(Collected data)
--- Begin ---

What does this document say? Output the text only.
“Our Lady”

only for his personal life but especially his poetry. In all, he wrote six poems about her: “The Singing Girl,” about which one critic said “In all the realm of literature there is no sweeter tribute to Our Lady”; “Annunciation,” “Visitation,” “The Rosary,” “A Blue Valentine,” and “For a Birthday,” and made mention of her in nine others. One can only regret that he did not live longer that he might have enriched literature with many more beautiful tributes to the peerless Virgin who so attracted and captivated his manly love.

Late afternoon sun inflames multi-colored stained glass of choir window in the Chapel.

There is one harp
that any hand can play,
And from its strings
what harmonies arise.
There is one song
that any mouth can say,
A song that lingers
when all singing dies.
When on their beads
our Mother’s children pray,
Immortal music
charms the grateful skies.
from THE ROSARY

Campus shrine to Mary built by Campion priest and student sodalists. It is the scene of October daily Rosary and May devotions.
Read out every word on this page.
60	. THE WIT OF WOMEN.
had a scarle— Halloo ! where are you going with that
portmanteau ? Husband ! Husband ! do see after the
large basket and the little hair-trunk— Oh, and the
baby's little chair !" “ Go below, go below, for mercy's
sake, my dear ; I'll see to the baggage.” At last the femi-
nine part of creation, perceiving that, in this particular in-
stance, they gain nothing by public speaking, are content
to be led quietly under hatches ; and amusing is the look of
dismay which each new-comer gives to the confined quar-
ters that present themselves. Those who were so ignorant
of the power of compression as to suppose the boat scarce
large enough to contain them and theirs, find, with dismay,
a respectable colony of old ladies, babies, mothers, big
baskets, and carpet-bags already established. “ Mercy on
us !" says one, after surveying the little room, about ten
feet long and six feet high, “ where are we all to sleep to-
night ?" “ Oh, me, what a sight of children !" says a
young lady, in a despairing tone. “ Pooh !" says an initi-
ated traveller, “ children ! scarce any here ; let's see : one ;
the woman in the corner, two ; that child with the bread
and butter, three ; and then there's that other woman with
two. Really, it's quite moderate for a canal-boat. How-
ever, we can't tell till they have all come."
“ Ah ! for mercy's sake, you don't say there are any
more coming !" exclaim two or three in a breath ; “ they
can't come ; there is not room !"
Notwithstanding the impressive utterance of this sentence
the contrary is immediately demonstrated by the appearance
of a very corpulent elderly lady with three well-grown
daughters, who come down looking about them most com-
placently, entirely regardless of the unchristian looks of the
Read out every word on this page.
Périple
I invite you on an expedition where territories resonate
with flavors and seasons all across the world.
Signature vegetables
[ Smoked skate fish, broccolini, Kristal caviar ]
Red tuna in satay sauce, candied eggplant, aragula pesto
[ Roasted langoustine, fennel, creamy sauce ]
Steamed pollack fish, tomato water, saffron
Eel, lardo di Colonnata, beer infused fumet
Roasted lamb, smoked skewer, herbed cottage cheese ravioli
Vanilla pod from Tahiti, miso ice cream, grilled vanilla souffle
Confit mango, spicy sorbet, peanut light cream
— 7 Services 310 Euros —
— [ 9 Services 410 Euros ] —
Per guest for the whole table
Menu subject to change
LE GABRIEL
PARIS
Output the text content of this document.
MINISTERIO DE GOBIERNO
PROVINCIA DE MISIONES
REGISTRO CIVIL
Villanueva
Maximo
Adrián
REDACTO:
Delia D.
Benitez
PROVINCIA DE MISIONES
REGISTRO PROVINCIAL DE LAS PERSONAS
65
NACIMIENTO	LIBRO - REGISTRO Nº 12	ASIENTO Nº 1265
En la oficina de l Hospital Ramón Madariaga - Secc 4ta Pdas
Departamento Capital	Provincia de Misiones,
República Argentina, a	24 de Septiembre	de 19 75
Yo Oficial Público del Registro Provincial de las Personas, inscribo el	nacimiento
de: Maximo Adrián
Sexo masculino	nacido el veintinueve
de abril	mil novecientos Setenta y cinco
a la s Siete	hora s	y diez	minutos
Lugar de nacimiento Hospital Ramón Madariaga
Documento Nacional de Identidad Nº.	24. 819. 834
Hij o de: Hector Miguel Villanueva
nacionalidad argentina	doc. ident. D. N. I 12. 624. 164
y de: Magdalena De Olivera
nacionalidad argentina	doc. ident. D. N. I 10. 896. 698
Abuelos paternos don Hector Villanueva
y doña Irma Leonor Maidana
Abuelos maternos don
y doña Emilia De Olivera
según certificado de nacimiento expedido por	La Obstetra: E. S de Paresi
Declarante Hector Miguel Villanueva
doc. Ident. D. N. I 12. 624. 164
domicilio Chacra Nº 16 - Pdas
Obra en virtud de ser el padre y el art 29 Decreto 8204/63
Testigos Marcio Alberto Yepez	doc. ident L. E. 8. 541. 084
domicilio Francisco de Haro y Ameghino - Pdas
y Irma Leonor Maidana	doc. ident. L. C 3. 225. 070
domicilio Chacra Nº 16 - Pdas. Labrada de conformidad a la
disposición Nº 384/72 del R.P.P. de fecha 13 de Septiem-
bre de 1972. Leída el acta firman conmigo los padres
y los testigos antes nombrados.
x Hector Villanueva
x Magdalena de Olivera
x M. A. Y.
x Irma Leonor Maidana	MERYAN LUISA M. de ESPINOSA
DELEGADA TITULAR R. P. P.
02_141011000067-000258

--- End ---

* **Required task**
Write the material out exactly, with nothing left out.

* **Task answer**
What does this document say? Output the text only.
“Our Lady”

only for his personal life but especially his poetry. In all, he wrote six poems about her: “The Singing Girl,” about which one critic said “In all the realm of literature there is no sweeter tribute to Our Lady”; “Annunciation,” “Visitation,” “The Rosary,” “A Blue Valentine,” and “For a Birthday,” and made mention of her in nine others. One can only regret that he did not live longer that he might have enriched literature with many more beautiful tributes to the peerless Virgin who so attracted and captivated his manly love.

Late afternoon sun inflames multi-colored stained glass of choir window in the Chapel.

There is one harp
that any hand can play,
And from its strings
what harmonies arise.
There is one song
that any mouth can say,
A song that lingers
when all singing dies.
When on their beads
our Mother’s children pray,
Immortal music
charms the grateful skies.
from THE ROSARY

Campus shrine to Mary built by Campion priest and student sodalists. It is the scene of October daily Rosary and May devotions.
Read out every word on this page.
60	. THE WIT OF WOMEN.
had a scarle— Halloo ! where are you going with that
portmanteau ? Husband ! Husband ! do see after the
large basket and the little hair-trunk— Oh, and the
baby's little chair !" “ Go below, go below, for mercy's
sake, my dear ; I'll see to the baggage.” At last the femi-
nine part of creation, perceiving that, in this particular in-
stance, they gain nothing by public speaking, are content
to be led quietly under hatches ; and amusing is the look of
dismay which each new-comer gives to the confined quar-
ters that present themselves. Those who were so ignorant
of the power of compression as to suppose the boat scarce
large enough to contain them and theirs, find, with dismay,
a respectable colony of old ladies, babies, mothers, big
baskets, and carpet-bags already established. “ Mercy on
us !" says one, after surveying the little room, about ten
feet long and six feet high, “ where are we all to sleep to-
night ?" “ Oh, me, what a sight of children !" says a
young lady, in a despairing tone. “ Pooh !" says an initi-
ated traveller, “ children ! scarce any here ; let's see : one ;
the woman in the corner, two ; that child with the bread
and butter, three ; and then there's that other woman with
two. Really, it's quite moderate for a canal-boat. How-
ever, we can't tell till they have all come."
“ Ah ! for mercy's sake, you don't say there are any
more coming !" exclaim two or three in a breath ; “ they
can't come ; there is not room !"
Notwithstanding the impressive utterance of this sentence
the contrary is immediately demonstrated by the appearance
of a very corpulent elderly lady with three well-grown
daughters, who come down looking about them most com-
placently, entirely regardless of the unchristian looks of the
Read out every word on this page.
Périple
I invite you on an expedition where territories resonate
with flavors and seasons all across the world.
Signature vegetables
[ Smoked skate fish, broccolini, Kristal caviar ]
Red tuna in satay sauce, candied eggplant, aragula pesto
[ Roasted langoustine, fennel, creamy sauce ]
Steamed pollack fish, tomato water, saffron
Eel, lardo di Colonnata, beer infused fumet
Roasted lamb, smoked skewer, herbed cottage cheese ravioli
Vanilla pod from Tahiti, miso ice cream, grilled vanilla souffle
Confit mango, spicy sorbet, peanut light cream
— 7 Services 310 Euros —
— [ 9 Services 410 Euros ] —
Per guest for the whole table
Menu subject to change
LE GABRIEL
PARIS
Output the text content of this document.
MINISTERIO DE GOBIERNO
PROVINCIA DE MISIONES
REGISTRO CIVIL
Villanueva
Maximo
Adrián
REDACTO:
Delia D.
Benitez
PROVINCIA DE MISIONES
REGISTRO PROVINCIAL DE LAS PERSONAS
65
NACIMIENTO	LIBRO - REGISTRO Nº 12	ASIENTO Nº 1265
En la oficina de l Hospital Ramón Madariaga - Secc 4ta Pdas
Departamento Capital	Provincia de Misiones,
República Argentina, a	24 de Septiembre	de 19 75
Yo Oficial Público del Registro Provincial de las Personas, inscribo el	nacimiento
de: Maximo Adrián
Sexo masculino	nacido el veintinueve
de abril	mil novecientos Setenta y cinco
a la s Siete	hora s	y diez	minutos
Lugar de nacimiento Hospital Ramón Madariaga
Documento Nacional de Identidad Nº.	24. 819. 834
Hij o de: Hector Miguel Villanueva
nacionalidad argentina	doc. ident. D. N. I 12. 624. 164
y de: Magdalena De Olivera
nacionalidad argentina	doc. ident. D. N. I 10. 896. 698
Abuelos paternos don Hector Villanueva
y doña Irma Leonor Maidana
Abuelos maternos don
y doña Emilia De Olivera
según certificado de nacimiento expedido por	La Obstetra: E. S de Paresi
Declarante Hector Miguel Villanueva
doc. Ident. D. N. I 12. 624. 164
domicilio Chacra Nº 16 - Pdas
Obra en virtud de ser el padre y el art 29 Decreto 8204/63
Testigos Marcio Alberto Yepez	doc. ident L. E. 8. 541. 084
domicilio Francisco de Haro y Ameghino - Pdas
y Irma Leonor Maidana	doc. ident. L. C 3. 225. 070
domicilio Chacra Nº 16 - Pdas. Labrada de conformidad a la
disposición Nº 384/72 del R.P.P. de fecha 13 de Septiem-
bre de 1972. Leída el acta firman conmigo los padres
y los testigos antes nombrados.
x Hector Villanueva
x Magdalena de Olivera
x M. A. Y.
x Irma Leonor Maidana	MERYAN LUISA M. de ESPINOSA
DELEGADA TITULAR R. P. P.
02_141011000067-000258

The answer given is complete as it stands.